§ **Set exercise**: Starting at the line that contains "category-label-box: Rentas y" and continuing through the end of the data, rewrite the lines with "amount-label" replaced by "value-label". Leave everything else unchanged.

Part of a data file:
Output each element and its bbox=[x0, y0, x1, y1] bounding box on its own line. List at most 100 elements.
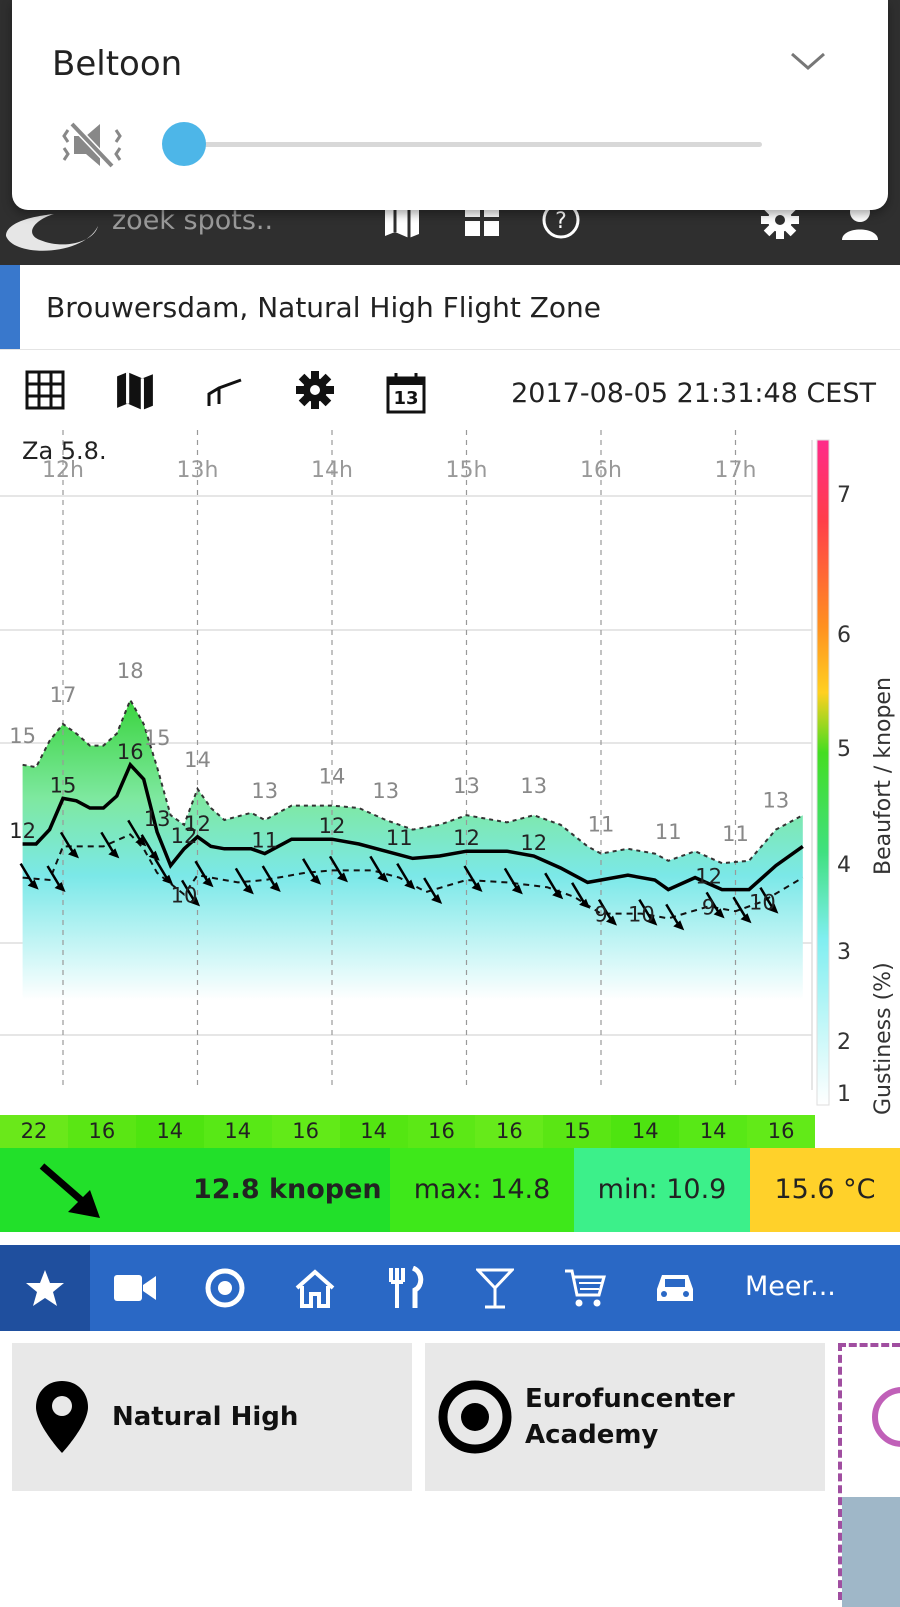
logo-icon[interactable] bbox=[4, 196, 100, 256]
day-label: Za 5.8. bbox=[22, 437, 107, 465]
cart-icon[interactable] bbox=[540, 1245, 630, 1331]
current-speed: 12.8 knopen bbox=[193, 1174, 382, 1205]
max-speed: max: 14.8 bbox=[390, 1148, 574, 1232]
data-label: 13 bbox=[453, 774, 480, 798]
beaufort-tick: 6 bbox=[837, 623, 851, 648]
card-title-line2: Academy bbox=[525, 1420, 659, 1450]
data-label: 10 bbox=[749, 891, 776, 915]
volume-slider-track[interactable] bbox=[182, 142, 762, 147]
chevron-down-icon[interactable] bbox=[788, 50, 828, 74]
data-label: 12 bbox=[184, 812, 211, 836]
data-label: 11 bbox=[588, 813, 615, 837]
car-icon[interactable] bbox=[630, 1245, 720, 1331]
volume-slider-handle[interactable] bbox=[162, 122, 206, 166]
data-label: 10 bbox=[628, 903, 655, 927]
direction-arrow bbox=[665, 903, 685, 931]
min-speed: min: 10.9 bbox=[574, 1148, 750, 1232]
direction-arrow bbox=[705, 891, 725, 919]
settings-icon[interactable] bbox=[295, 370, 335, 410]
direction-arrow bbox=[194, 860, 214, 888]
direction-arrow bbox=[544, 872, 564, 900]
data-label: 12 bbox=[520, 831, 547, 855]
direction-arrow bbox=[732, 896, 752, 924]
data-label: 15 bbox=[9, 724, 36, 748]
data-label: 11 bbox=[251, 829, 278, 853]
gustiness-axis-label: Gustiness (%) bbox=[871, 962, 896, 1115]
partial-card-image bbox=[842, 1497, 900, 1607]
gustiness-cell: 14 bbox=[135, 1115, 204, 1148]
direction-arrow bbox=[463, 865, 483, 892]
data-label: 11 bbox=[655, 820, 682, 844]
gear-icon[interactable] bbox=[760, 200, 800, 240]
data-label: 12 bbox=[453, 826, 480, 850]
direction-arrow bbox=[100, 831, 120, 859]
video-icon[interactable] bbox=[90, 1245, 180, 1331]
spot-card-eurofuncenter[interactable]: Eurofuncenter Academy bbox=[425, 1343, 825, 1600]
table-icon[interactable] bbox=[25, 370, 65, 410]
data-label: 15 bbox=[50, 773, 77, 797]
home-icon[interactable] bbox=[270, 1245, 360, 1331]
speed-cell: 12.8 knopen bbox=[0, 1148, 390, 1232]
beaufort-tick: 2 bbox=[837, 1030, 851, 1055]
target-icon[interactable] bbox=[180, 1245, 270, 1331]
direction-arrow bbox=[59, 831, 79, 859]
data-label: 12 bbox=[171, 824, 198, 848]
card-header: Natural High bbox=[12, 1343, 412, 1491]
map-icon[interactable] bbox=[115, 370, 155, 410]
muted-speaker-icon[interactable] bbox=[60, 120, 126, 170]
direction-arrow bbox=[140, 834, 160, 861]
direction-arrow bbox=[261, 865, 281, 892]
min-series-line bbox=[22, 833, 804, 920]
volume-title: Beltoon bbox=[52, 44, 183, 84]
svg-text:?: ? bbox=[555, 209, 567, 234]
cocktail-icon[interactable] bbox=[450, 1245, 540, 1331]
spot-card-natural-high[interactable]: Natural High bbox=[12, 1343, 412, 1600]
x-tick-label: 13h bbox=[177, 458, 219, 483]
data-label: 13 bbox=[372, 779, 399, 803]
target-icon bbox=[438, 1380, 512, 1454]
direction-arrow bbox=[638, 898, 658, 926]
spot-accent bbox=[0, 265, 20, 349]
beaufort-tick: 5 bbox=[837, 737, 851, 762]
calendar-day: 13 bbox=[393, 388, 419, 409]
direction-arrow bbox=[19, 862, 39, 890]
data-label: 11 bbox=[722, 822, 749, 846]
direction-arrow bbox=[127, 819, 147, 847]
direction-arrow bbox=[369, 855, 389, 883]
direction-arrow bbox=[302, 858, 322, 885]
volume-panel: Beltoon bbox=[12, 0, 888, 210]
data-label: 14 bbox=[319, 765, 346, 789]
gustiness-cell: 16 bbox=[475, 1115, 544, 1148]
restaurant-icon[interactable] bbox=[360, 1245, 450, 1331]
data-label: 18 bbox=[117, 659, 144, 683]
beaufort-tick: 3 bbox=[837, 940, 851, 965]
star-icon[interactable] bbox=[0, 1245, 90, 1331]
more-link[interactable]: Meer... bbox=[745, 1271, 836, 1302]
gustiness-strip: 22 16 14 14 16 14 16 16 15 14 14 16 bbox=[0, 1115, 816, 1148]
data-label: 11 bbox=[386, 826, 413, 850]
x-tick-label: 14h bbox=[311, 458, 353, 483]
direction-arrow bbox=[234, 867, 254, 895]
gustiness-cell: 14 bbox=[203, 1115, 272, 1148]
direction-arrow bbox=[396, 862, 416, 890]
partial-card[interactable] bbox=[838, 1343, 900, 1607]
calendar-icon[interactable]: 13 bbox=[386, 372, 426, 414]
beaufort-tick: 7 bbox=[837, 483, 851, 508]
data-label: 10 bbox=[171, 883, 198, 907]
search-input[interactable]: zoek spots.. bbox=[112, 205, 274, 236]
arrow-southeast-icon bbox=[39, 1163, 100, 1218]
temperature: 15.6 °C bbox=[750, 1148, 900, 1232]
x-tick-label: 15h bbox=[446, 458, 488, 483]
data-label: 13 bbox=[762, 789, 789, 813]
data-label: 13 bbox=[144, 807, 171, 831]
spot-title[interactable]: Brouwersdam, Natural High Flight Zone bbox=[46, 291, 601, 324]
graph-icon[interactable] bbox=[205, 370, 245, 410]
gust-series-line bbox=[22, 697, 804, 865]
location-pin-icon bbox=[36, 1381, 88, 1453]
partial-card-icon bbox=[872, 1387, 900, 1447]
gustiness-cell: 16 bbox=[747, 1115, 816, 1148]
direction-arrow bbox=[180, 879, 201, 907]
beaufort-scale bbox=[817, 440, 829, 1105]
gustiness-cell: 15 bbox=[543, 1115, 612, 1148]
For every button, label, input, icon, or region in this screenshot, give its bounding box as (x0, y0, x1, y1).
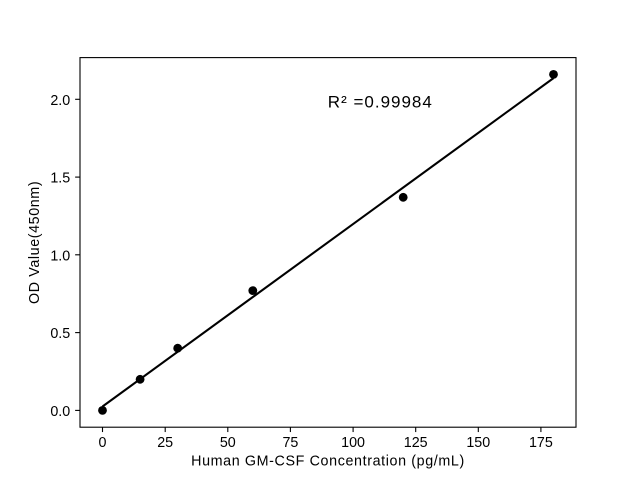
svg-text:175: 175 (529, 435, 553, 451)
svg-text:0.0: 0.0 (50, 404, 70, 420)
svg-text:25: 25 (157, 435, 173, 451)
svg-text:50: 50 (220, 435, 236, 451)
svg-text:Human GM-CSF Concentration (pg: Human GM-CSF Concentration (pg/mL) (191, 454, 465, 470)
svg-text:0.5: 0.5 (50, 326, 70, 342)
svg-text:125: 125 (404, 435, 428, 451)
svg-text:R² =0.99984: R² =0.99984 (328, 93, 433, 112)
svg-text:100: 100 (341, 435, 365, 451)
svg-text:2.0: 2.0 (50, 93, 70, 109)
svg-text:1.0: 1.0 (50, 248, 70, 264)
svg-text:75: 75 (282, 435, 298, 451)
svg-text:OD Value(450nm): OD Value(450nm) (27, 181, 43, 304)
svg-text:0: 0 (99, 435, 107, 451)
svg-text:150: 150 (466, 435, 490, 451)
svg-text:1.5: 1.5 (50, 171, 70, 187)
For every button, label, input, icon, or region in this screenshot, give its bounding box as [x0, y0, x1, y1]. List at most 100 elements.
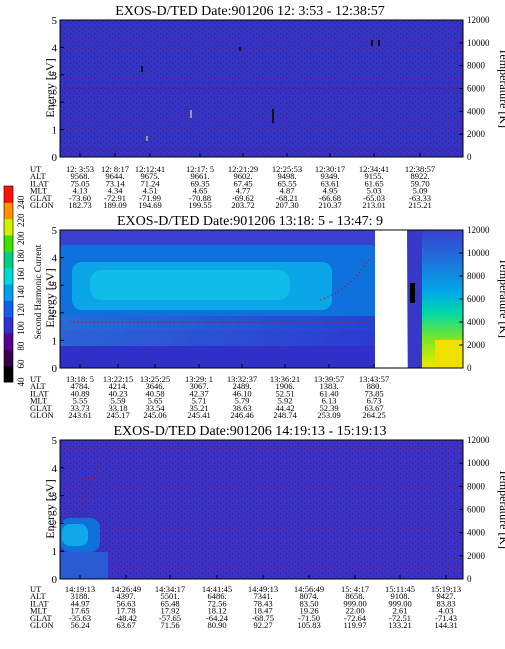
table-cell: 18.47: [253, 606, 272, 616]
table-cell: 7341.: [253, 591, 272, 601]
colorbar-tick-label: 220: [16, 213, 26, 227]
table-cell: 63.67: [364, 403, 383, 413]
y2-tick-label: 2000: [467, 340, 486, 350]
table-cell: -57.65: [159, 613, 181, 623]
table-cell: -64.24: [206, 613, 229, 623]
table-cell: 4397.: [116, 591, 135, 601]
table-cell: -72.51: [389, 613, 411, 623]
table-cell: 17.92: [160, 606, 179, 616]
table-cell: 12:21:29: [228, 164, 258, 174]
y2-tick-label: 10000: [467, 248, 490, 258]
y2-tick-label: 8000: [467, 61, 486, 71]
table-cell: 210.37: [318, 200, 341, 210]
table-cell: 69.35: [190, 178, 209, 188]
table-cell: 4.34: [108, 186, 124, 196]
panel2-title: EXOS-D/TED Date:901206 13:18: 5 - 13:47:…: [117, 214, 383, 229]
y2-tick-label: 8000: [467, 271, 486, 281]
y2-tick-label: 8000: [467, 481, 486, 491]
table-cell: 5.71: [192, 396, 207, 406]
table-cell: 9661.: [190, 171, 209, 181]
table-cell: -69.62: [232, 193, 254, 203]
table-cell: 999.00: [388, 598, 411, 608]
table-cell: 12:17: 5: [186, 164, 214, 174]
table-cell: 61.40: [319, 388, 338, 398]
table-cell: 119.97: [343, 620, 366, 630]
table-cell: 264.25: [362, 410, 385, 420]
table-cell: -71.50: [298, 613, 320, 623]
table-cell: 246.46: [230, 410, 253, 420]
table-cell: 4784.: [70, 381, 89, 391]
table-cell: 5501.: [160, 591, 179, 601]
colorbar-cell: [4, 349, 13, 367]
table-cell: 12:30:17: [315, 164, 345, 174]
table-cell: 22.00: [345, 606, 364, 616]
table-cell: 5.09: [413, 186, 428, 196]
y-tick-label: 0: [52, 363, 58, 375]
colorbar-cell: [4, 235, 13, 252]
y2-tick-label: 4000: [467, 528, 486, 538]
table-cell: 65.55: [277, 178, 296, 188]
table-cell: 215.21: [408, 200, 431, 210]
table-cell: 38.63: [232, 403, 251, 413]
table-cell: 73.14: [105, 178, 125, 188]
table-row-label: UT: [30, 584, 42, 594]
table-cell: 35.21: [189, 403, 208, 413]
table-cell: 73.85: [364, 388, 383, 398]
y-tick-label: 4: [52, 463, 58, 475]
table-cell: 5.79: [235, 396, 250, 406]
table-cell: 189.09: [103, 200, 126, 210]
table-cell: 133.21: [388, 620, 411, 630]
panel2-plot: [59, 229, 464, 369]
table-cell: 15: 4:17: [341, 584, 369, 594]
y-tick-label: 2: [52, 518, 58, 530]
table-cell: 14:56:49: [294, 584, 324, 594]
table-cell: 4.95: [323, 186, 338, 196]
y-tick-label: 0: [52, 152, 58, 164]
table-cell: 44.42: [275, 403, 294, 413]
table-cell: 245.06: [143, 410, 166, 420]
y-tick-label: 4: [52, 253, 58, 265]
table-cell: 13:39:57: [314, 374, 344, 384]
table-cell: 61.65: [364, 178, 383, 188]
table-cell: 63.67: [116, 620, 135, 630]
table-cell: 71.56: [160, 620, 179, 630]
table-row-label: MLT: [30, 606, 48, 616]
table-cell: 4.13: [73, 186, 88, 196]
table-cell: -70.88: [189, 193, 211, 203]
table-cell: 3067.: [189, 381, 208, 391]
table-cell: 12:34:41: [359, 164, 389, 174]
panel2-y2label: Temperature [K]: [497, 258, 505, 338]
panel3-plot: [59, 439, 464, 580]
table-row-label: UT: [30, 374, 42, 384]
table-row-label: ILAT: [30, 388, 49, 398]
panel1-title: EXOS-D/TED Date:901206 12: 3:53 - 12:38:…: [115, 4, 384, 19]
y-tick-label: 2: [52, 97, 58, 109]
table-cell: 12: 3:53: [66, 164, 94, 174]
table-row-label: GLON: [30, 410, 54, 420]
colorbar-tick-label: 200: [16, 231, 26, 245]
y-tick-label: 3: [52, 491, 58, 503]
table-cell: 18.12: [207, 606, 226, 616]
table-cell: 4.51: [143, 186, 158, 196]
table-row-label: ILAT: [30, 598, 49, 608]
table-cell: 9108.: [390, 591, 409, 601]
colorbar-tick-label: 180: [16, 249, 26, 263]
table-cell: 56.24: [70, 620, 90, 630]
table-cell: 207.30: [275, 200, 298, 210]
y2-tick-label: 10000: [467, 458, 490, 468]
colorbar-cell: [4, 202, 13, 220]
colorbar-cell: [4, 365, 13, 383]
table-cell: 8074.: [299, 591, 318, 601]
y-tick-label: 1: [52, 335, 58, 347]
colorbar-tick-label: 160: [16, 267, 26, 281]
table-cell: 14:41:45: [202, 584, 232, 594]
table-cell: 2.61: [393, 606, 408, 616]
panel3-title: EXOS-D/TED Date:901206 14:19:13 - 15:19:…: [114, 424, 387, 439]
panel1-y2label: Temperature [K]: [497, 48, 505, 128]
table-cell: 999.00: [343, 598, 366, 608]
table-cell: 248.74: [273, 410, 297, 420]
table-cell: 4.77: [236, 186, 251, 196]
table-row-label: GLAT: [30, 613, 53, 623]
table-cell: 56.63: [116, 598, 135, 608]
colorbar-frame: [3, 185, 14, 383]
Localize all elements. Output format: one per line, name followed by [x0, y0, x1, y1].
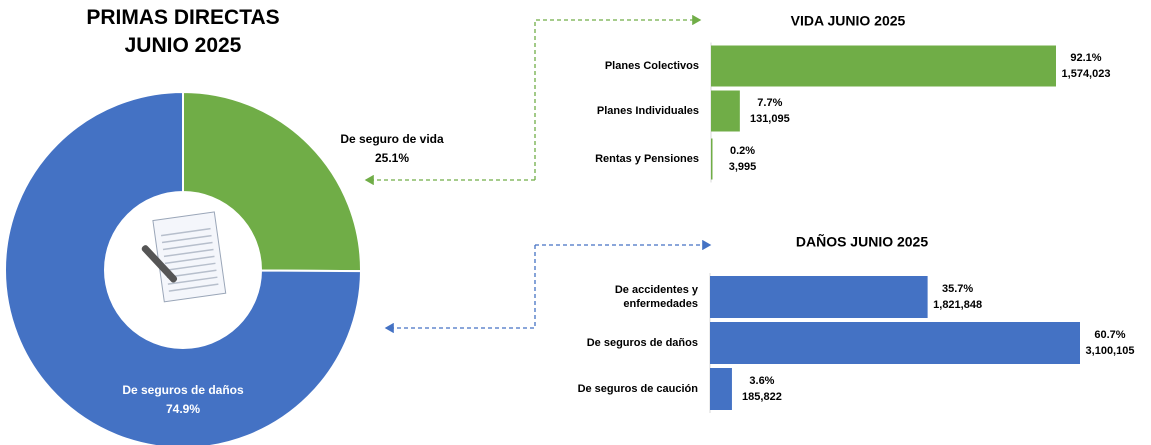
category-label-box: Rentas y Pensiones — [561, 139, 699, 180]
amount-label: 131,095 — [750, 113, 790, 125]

§ **Solution for this task**:
category-label-box: Rentas y Pensiones — [561, 139, 699, 180]
value-label: 131,095 — [750, 113, 790, 125]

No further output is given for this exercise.